Count every line below in which "soft" occurs, then give only the count.

+++

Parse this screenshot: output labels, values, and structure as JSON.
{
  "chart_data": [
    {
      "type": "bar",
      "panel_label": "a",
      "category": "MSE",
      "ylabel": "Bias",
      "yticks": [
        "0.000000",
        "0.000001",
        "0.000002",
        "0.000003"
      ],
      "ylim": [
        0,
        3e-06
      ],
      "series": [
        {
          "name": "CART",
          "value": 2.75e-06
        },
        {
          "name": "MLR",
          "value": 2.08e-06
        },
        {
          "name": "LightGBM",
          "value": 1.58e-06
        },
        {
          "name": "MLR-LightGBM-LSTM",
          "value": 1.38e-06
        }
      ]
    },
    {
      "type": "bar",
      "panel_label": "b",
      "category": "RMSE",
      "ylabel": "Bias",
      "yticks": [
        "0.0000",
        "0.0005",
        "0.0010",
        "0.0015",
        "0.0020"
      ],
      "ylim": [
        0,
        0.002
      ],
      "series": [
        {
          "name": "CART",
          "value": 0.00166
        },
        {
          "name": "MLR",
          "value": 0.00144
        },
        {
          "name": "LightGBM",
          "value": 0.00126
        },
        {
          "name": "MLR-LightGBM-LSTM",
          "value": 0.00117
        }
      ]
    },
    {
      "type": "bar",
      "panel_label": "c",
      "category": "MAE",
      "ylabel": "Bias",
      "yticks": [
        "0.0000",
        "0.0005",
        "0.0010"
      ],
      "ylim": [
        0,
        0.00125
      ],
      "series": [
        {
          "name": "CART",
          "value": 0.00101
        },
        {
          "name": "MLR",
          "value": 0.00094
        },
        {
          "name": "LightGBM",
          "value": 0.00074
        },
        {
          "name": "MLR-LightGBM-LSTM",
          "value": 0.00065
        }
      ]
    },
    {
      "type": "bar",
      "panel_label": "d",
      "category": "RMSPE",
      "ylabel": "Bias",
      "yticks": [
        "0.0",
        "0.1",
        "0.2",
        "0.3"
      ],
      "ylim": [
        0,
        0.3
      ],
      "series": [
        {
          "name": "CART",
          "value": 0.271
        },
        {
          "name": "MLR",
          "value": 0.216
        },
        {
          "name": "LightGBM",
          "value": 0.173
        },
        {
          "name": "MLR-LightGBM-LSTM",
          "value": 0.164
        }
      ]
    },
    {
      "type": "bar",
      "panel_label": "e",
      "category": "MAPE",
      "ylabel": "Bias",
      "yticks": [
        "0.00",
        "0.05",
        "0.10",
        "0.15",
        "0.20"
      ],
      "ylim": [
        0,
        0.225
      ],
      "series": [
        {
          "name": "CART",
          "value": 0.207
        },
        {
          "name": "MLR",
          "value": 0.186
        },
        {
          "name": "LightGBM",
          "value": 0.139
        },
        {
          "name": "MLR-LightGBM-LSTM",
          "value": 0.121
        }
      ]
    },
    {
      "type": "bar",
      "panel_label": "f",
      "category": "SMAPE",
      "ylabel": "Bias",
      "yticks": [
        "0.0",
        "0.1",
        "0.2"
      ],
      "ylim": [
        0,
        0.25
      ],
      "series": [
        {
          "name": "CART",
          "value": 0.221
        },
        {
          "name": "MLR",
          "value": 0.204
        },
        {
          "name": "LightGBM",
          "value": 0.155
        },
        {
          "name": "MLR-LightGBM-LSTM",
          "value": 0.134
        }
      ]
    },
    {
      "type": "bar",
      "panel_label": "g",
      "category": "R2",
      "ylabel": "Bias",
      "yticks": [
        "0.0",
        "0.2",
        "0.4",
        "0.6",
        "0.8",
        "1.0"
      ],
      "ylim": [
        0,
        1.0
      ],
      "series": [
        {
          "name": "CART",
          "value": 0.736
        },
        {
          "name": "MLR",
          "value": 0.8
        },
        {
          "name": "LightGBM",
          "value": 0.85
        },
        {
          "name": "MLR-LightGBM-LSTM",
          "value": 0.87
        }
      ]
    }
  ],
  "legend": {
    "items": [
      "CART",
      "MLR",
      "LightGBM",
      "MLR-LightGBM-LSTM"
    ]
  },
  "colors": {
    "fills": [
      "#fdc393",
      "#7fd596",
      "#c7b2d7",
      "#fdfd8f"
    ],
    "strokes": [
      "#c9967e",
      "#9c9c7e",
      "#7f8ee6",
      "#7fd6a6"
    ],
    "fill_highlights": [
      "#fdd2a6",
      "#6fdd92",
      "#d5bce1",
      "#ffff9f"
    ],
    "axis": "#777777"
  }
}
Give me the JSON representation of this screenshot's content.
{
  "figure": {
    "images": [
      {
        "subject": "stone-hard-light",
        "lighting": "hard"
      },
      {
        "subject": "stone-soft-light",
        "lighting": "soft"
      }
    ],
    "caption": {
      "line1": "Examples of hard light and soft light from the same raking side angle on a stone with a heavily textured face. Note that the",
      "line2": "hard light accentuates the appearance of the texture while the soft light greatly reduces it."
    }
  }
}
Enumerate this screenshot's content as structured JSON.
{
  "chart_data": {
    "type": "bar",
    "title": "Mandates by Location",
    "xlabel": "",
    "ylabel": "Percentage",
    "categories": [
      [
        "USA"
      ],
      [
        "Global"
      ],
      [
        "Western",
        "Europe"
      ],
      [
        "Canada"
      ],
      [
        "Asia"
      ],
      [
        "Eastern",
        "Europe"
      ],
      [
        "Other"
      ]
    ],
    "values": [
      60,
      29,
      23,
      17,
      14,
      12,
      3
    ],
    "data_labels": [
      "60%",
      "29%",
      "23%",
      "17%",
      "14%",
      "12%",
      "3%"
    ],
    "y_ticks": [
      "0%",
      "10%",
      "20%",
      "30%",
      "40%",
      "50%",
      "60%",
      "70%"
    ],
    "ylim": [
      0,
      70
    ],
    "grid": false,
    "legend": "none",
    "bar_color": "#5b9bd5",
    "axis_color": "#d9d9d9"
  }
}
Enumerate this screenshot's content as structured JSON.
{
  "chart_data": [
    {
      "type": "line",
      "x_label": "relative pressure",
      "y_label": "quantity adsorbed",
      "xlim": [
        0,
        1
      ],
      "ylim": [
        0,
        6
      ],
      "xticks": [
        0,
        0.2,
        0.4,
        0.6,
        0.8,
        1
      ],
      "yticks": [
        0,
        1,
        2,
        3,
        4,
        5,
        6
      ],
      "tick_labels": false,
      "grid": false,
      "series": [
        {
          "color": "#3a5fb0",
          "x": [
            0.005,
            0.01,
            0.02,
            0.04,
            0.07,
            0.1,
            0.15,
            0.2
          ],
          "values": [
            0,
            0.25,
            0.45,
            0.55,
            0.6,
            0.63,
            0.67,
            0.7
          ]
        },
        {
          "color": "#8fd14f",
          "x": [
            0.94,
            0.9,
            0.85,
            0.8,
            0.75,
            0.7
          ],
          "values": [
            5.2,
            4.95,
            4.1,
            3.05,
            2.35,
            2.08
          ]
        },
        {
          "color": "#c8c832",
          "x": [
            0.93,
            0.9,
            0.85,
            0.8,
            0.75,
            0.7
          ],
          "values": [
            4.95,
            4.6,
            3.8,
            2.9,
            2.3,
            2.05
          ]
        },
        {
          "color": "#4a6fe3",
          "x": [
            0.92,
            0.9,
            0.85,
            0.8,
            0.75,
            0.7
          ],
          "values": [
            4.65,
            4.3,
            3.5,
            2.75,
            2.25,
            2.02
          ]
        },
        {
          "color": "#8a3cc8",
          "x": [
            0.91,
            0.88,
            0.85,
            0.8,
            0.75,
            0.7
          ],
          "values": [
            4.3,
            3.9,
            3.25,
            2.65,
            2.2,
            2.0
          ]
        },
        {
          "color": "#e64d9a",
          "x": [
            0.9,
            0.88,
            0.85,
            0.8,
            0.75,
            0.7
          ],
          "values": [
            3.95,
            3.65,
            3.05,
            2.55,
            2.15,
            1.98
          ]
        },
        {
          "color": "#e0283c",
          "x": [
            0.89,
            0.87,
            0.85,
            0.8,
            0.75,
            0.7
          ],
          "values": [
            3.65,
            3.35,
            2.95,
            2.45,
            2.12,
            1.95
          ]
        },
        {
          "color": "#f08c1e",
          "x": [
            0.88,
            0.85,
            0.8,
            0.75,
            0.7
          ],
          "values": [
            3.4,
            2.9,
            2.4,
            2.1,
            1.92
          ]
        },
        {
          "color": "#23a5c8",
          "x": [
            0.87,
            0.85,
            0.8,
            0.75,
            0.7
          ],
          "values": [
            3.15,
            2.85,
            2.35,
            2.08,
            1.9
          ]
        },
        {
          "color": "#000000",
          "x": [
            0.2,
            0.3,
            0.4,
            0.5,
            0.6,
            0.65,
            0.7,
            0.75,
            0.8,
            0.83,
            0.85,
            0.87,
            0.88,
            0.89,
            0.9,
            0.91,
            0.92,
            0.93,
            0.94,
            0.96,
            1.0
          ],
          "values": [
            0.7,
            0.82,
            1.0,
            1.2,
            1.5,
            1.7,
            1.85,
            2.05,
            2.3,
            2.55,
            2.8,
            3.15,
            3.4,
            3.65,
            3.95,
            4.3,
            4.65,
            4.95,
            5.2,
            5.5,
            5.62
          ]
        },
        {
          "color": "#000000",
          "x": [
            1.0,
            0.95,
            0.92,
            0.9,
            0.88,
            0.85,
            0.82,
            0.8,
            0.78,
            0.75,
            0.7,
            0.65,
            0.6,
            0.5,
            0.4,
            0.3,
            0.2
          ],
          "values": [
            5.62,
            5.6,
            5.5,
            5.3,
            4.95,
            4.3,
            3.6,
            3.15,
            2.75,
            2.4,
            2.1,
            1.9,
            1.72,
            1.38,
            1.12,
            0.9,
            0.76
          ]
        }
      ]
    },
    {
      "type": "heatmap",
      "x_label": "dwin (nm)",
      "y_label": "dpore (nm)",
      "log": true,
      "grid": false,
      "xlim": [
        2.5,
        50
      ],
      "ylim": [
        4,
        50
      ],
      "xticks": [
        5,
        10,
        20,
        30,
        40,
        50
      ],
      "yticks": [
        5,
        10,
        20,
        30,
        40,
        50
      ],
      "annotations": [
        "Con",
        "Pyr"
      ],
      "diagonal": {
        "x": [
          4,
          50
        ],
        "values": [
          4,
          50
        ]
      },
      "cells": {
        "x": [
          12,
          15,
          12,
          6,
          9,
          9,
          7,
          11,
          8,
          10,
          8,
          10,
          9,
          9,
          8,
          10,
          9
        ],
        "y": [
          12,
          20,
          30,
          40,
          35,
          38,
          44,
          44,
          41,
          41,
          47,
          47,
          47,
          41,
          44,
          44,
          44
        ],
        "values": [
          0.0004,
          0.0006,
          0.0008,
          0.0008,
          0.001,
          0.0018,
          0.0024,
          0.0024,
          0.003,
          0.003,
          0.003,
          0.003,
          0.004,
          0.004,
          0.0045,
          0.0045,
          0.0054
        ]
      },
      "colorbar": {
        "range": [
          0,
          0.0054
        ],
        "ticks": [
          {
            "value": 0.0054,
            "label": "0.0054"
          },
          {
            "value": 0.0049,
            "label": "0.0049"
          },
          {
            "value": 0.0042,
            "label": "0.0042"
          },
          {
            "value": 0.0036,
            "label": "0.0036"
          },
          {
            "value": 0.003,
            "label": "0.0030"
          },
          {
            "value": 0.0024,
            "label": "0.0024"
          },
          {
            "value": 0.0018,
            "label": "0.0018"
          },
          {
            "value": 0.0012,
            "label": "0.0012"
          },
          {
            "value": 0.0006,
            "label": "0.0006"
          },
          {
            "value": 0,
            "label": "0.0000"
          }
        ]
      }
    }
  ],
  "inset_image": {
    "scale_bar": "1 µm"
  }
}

+++

## Response
4